* [DATASET RECORDS]:
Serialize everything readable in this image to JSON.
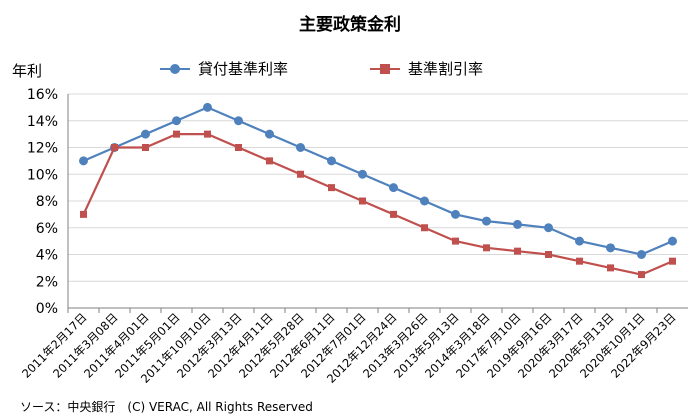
{
  "chart_data": {
    "type": "line",
    "title": "主要政策金利",
    "ylabel": "年利",
    "xlabel": "",
    "ylim": [
      0,
      16
    ],
    "yticks": [
      "0%",
      "2%",
      "4%",
      "6%",
      "8%",
      "10%",
      "12%",
      "14%",
      "16%"
    ],
    "categories": [
      "2011年2月17日",
      "2011年3月08日",
      "2011年4月01日",
      "2011年5月01日",
      "2011年10月10日",
      "2012年3月13日",
      "2012年4月11日",
      "2012年5月28日",
      "2012年6月11日",
      "2012年7月01日",
      "2012年12月24日",
      "2013年3月26日",
      "2013年5月13日",
      "2014年3月18日",
      "2017年7月10日",
      "2019年9月16日",
      "2020年3月17日",
      "2020年5月13日",
      "2020年10月1日",
      "2022年9月23日"
    ],
    "series": [
      {
        "name": "貸付基準利率",
        "color": "#4f81bd",
        "marker": "circle",
        "values": [
          11,
          12,
          13,
          14,
          15,
          14,
          13,
          12,
          11,
          10,
          9,
          8,
          7,
          6.5,
          6.25,
          6,
          5,
          4.5,
          4,
          5
        ]
      },
      {
        "name": "基準割引率",
        "color": "#c0504d",
        "marker": "square",
        "values": [
          7,
          12,
          12,
          13,
          13,
          12,
          11,
          10,
          9,
          8,
          7,
          6,
          5,
          4.5,
          4.25,
          4,
          3.5,
          3,
          2.5,
          3.5
        ]
      }
    ],
    "grid": "horizontal",
    "legend": "top"
  },
  "source": "ソース：中央銀行　(C) VERAC, All Rights Reserved"
}
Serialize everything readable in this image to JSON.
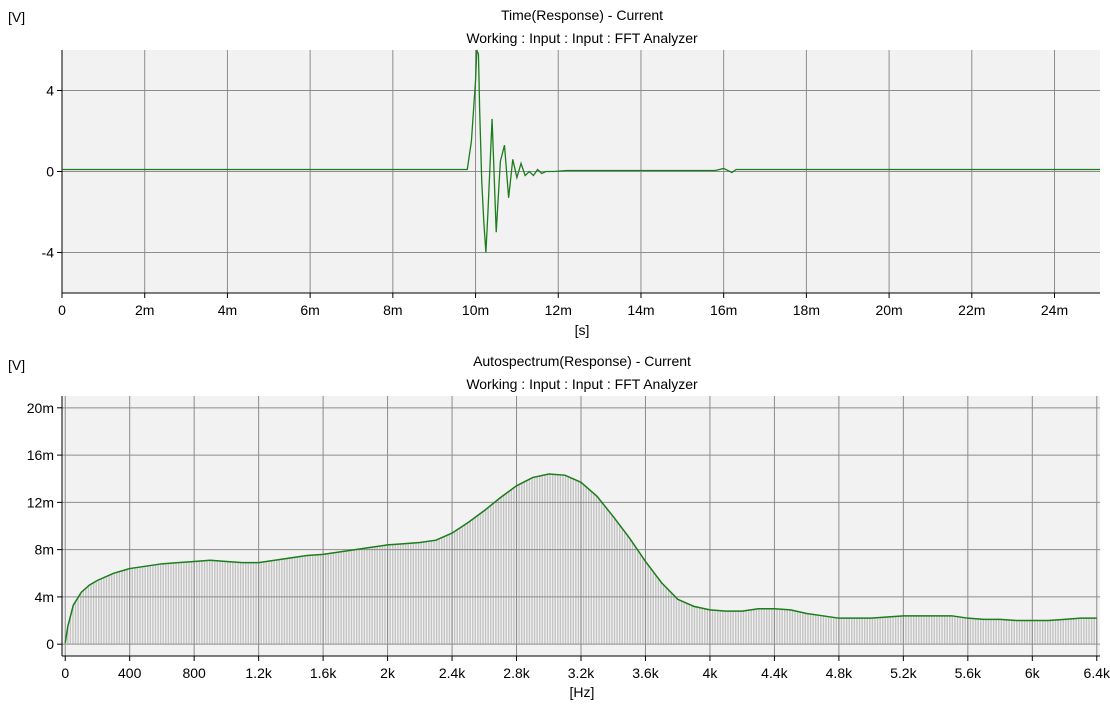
{
  "colors": {
    "trace": "#1b7d1b",
    "plot_bg": "#f2f2f2",
    "grid": "#8c8c8c",
    "bars": "#c4c4c4"
  },
  "chart_data": [
    {
      "type": "line",
      "unit_label": "[V]",
      "title": "Time(Response) - Current",
      "subtitle": "Working : Input : Input : FFT Analyzer",
      "xlabel": "[s]",
      "xlim": [
        0,
        0.0251
      ],
      "ylim": [
        -6,
        6
      ],
      "x_ticks": [
        0,
        0.002,
        0.004,
        0.006,
        0.008,
        0.01,
        0.012,
        0.014,
        0.016,
        0.018,
        0.02,
        0.022,
        0.024
      ],
      "x_tick_labels": [
        "0",
        "2m",
        "4m",
        "6m",
        "8m",
        "10m",
        "12m",
        "14m",
        "16m",
        "18m",
        "20m",
        "22m",
        "24m"
      ],
      "y_ticks": [
        -4,
        0,
        4
      ],
      "y_tick_labels": [
        "-4",
        "0",
        "4"
      ],
      "grid": true,
      "series": [
        {
          "x": [
            0,
            0.0098,
            0.0099,
            0.01,
            0.01003,
            0.01007,
            0.0101,
            0.01015,
            0.0102,
            0.01025,
            0.0103,
            0.0104,
            0.0105,
            0.0106,
            0.0107,
            0.0108,
            0.0109,
            0.011,
            0.0111,
            0.0112,
            0.0113,
            0.0114,
            0.0115,
            0.0116,
            0.0117,
            0.0119,
            0.0122,
            0.0158,
            0.016,
            0.0162,
            0.0163,
            0.0251
          ],
          "y": [
            0.1,
            0.1,
            1.5,
            4.5,
            6.0,
            5.8,
            3.0,
            -0.5,
            -2.5,
            -4.0,
            -2.0,
            2.6,
            -3.0,
            0.5,
            1.3,
            -1.3,
            0.6,
            -0.3,
            0.4,
            -0.2,
            0.0,
            -0.2,
            0.1,
            -0.1,
            0.0,
            0.0,
            0.05,
            0.05,
            0.15,
            -0.05,
            0.1,
            0.1
          ]
        }
      ]
    },
    {
      "type": "area",
      "unit_label": "[V]",
      "title": "Autospectrum(Response) - Current",
      "subtitle": "Working : Input : Input : FFT Analyzer",
      "xlabel": "[Hz]",
      "xlim": [
        -20,
        6420
      ],
      "ylim": [
        -0.001,
        0.021
      ],
      "x_ticks": [
        0,
        400,
        800,
        1200,
        1600,
        2000,
        2400,
        2800,
        3200,
        3600,
        4000,
        4400,
        4800,
        5200,
        5600,
        6000,
        6400
      ],
      "x_tick_labels": [
        "0",
        "400",
        "800",
        "1.2k",
        "1.6k",
        "2k",
        "2.4k",
        "2.8k",
        "3.2k",
        "3.6k",
        "4k",
        "4.4k",
        "4.8k",
        "5.2k",
        "5.6k",
        "6k",
        "6.4k"
      ],
      "y_ticks": [
        0,
        0.004,
        0.008,
        0.012,
        0.016,
        0.02
      ],
      "y_tick_labels": [
        "0",
        "4m",
        "8m",
        "12m",
        "16m",
        "20m"
      ],
      "grid": true,
      "bar_step_hz": 16,
      "series": [
        {
          "x": [
            0,
            16,
            50,
            100,
            150,
            200,
            300,
            400,
            500,
            600,
            700,
            800,
            900,
            1000,
            1100,
            1200,
            1300,
            1400,
            1500,
            1600,
            1700,
            1800,
            1900,
            2000,
            2100,
            2200,
            2300,
            2400,
            2500,
            2600,
            2700,
            2800,
            2900,
            3000,
            3100,
            3200,
            3300,
            3400,
            3500,
            3600,
            3700,
            3800,
            3900,
            4000,
            4100,
            4200,
            4300,
            4400,
            4500,
            4600,
            4700,
            4800,
            4900,
            5000,
            5100,
            5200,
            5300,
            5400,
            5500,
            5600,
            5700,
            5800,
            5900,
            6000,
            6100,
            6200,
            6300,
            6400
          ],
          "y": [
            0.0001,
            0.0015,
            0.0033,
            0.0044,
            0.005,
            0.0054,
            0.006,
            0.0064,
            0.0066,
            0.0068,
            0.0069,
            0.007,
            0.0071,
            0.007,
            0.0069,
            0.0069,
            0.0071,
            0.0073,
            0.0075,
            0.0076,
            0.0078,
            0.008,
            0.0082,
            0.0084,
            0.0085,
            0.0086,
            0.0088,
            0.0094,
            0.0103,
            0.0113,
            0.0124,
            0.0134,
            0.0141,
            0.0144,
            0.0143,
            0.0137,
            0.0125,
            0.0108,
            0.009,
            0.007,
            0.0052,
            0.0038,
            0.0032,
            0.0029,
            0.0028,
            0.0028,
            0.003,
            0.003,
            0.0029,
            0.0026,
            0.0024,
            0.0022,
            0.0022,
            0.0022,
            0.0023,
            0.0024,
            0.0024,
            0.0024,
            0.0024,
            0.0022,
            0.0021,
            0.0021,
            0.002,
            0.002,
            0.002,
            0.0021,
            0.0022,
            0.0022
          ]
        }
      ]
    }
  ]
}
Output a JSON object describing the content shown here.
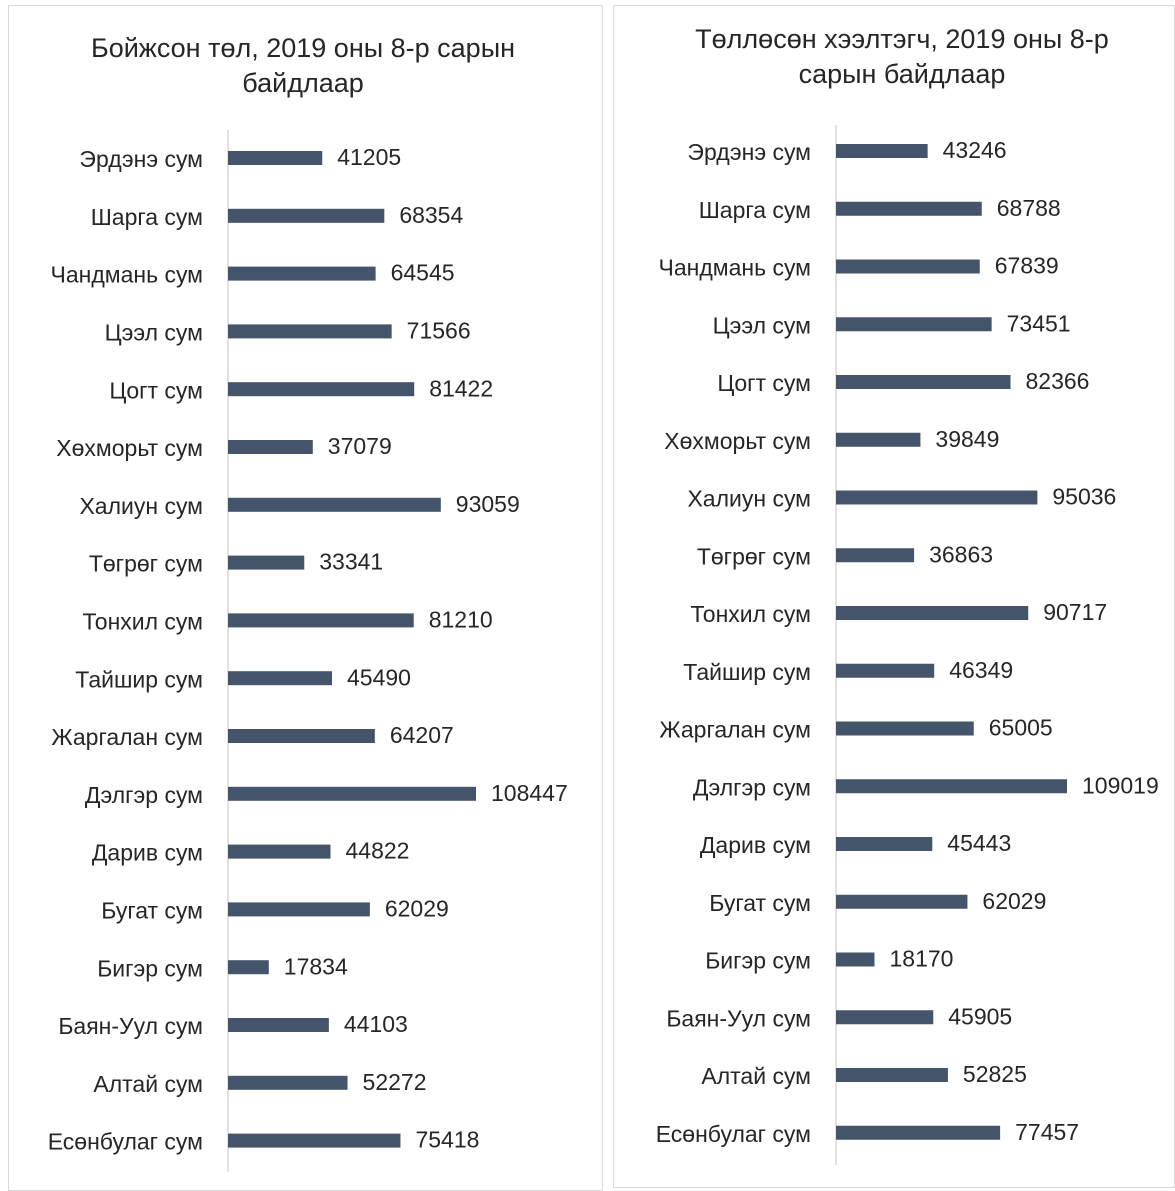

* [GIVEN EXERCISE]:
Your task is to transcribe all of the records precisely, with no images included.

* [RESULT OF THE EXERCISE]:
Serialize everything readable in this image to JSON.
{
  "chart_data": {
    "type": "line",
    "title": "主要政策金利",
    "ylabel": "年利",
    "xlabel": "",
    "ylim": [
      0,
      16
    ],
    "yticks": [
      "0%",
      "2%",
      "4%",
      "6%",
      "8%",
      "10%",
      "12%",
      "14%",
      "16%"
    ],
    "categories": [
      "2011年2月17日",
      "2011年3月08日",
      "2011年4月01日",
      "2011年5月01日",
      "2011年10月10日",
      "2012年3月13日",
      "2012年4月11日",
      "2012年5月28日",
      "2012年6月11日",
      "2012年7月01日",
      "2012年12月24日",
      "2013年3月26日",
      "2013年5月13日",
      "2014年3月18日",
      "2017年7月10日",
      "2019年9月16日",
      "2020年3月17日",
      "2020年5月13日",
      "2020年10月1日",
      "2022年9月23日"
    ],
    "series": [
      {
        "name": "貸付基準利率",
        "color": "#4f81bd",
        "marker": "circle",
        "values": [
          11,
          12,
          13,
          14,
          15,
          14,
          13,
          12,
          11,
          10,
          9,
          8,
          7,
          6.5,
          6.25,
          6,
          5,
          4.5,
          4,
          5
        ]
      },
      {
        "name": "基準割引率",
        "color": "#c0504d",
        "marker": "square",
        "values": [
          7,
          12,
          12,
          13,
          13,
          12,
          11,
          10,
          9,
          8,
          7,
          6,
          5,
          4.5,
          4.25,
          4,
          3.5,
          3,
          2.5,
          3.5
        ]
      }
    ],
    "grid": "horizontal",
    "legend": "top"
  },
  "source": "ソース：中央銀行　(C) VERAC, All Rights Reserved"
}
Serialize everything readable in this image to JSON.
{
  "colors": {
    "trace": "#1b7d1b",
    "plot_bg": "#f2f2f2",
    "grid": "#8c8c8c",
    "bars": "#c4c4c4"
  },
  "chart_data": [
    {
      "type": "line",
      "unit_label": "[V]",
      "title": "Time(Response) - Current",
      "subtitle": "Working : Input : Input : FFT Analyzer",
      "xlabel": "[s]",
      "xlim": [
        0,
        0.0251
      ],
      "ylim": [
        -6,
        6
      ],
      "x_ticks": [
        0,
        0.002,
        0.004,
        0.006,
        0.008,
        0.01,
        0.012,
        0.014,
        0.016,
        0.018,
        0.02,
        0.022,
        0.024
      ],
      "x_tick_labels": [
        "0",
        "2m",
        "4m",
        "6m",
        "8m",
        "10m",
        "12m",
        "14m",
        "16m",
        "18m",
        "20m",
        "22m",
        "24m"
      ],
      "y_ticks": [
        -4,
        0,
        4
      ],
      "y_tick_labels": [
        "-4",
        "0",
        "4"
      ],
      "grid": true,
      "series": [
        {
          "x": [
            0,
            0.0098,
            0.0099,
            0.01,
            0.01003,
            0.01007,
            0.0101,
            0.01015,
            0.0102,
            0.01025,
            0.0103,
            0.0104,
            0.0105,
            0.0106,
            0.0107,
            0.0108,
            0.0109,
            0.011,
            0.0111,
            0.0112,
            0.0113,
            0.0114,
            0.0115,
            0.0116,
            0.0117,
            0.0119,
            0.0122,
            0.0158,
            0.016,
            0.0162,
            0.0163,
            0.0251
          ],
          "y": [
            0.1,
            0.1,
            1.5,
            4.5,
            6.0,
            5.8,
            3.0,
            -0.5,
            -2.5,
            -4.0,
            -2.0,
            2.6,
            -3.0,
            0.5,
            1.3,
            -1.3,
            0.6,
            -0.3,
            0.4,
            -0.2,
            0.0,
            -0.2,
            0.1,
            -0.1,
            0.0,
            0.0,
            0.05,
            0.05,
            0.15,
            -0.05,
            0.1,
            0.1
          ]
        }
      ]
    },
    {
      "type": "area",
      "unit_label": "[V]",
      "title": "Autospectrum(Response) - Current",
      "subtitle": "Working : Input : Input : FFT Analyzer",
      "xlabel": "[Hz]",
      "xlim": [
        -20,
        6420
      ],
      "ylim": [
        -0.001,
        0.021
      ],
      "x_ticks": [
        0,
        400,
        800,
        1200,
        1600,
        2000,
        2400,
        2800,
        3200,
        3600,
        4000,
        4400,
        4800,
        5200,
        5600,
        6000,
        6400
      ],
      "x_tick_labels": [
        "0",
        "400",
        "800",
        "1.2k",
        "1.6k",
        "2k",
        "2.4k",
        "2.8k",
        "3.2k",
        "3.6k",
        "4k",
        "4.4k",
        "4.8k",
        "5.2k",
        "5.6k",
        "6k",
        "6.4k"
      ],
      "y_ticks": [
        0,
        0.004,
        0.008,
        0.012,
        0.016,
        0.02
      ],
      "y_tick_labels": [
        "0",
        "4m",
        "8m",
        "12m",
        "16m",
        "20m"
      ],
      "grid": true,
      "bar_step_hz": 16,
      "series": [
        {
          "x": [
            0,
            16,
            50,
            100,
            150,
            200,
            300,
            400,
            500,
            600,
            700,
            800,
            900,
            1000,
            1100,
            1200,
            1300,
            1400,
            1500,
            1600,
            1700,
            1800,
            1900,
            2000,
            2100,
            2200,
            2300,
            2400,
            2500,
            2600,
            2700,
            2800,
            2900,
            3000,
            3100,
            3200,
            3300,
            3400,
            3500,
            3600,
            3700,
            3800,
            3900,
            4000,
            4100,
            4200,
            4300,
            4400,
            4500,
            4600,
            4700,
            4800,
            4900,
            5000,
            5100,
            5200,
            5300,
            5400,
            5500,
            5600,
            5700,
            5800,
            5900,
            6000,
            6100,
            6200,
            6300,
            6400
          ],
          "y": [
            0.0001,
            0.0015,
            0.0033,
            0.0044,
            0.005,
            0.0054,
            0.006,
            0.0064,
            0.0066,
            0.0068,
            0.0069,
            0.007,
            0.0071,
            0.007,
            0.0069,
            0.0069,
            0.0071,
            0.0073,
            0.0075,
            0.0076,
            0.0078,
            0.008,
            0.0082,
            0.0084,
            0.0085,
            0.0086,
            0.0088,
            0.0094,
            0.0103,
            0.0113,
            0.0124,
            0.0134,
            0.0141,
            0.0144,
            0.0143,
            0.0137,
            0.0125,
            0.0108,
            0.009,
            0.007,
            0.0052,
            0.0038,
            0.0032,
            0.0029,
            0.0028,
            0.0028,
            0.003,
            0.003,
            0.0029,
            0.0026,
            0.0024,
            0.0022,
            0.0022,
            0.0022,
            0.0023,
            0.0024,
            0.0024,
            0.0024,
            0.0024,
            0.0022,
            0.0021,
            0.0021,
            0.002,
            0.002,
            0.002,
            0.0021,
            0.0022,
            0.0022
          ]
        }
      ]
    }
  ]
}
Output a JSON object describing the content shown here.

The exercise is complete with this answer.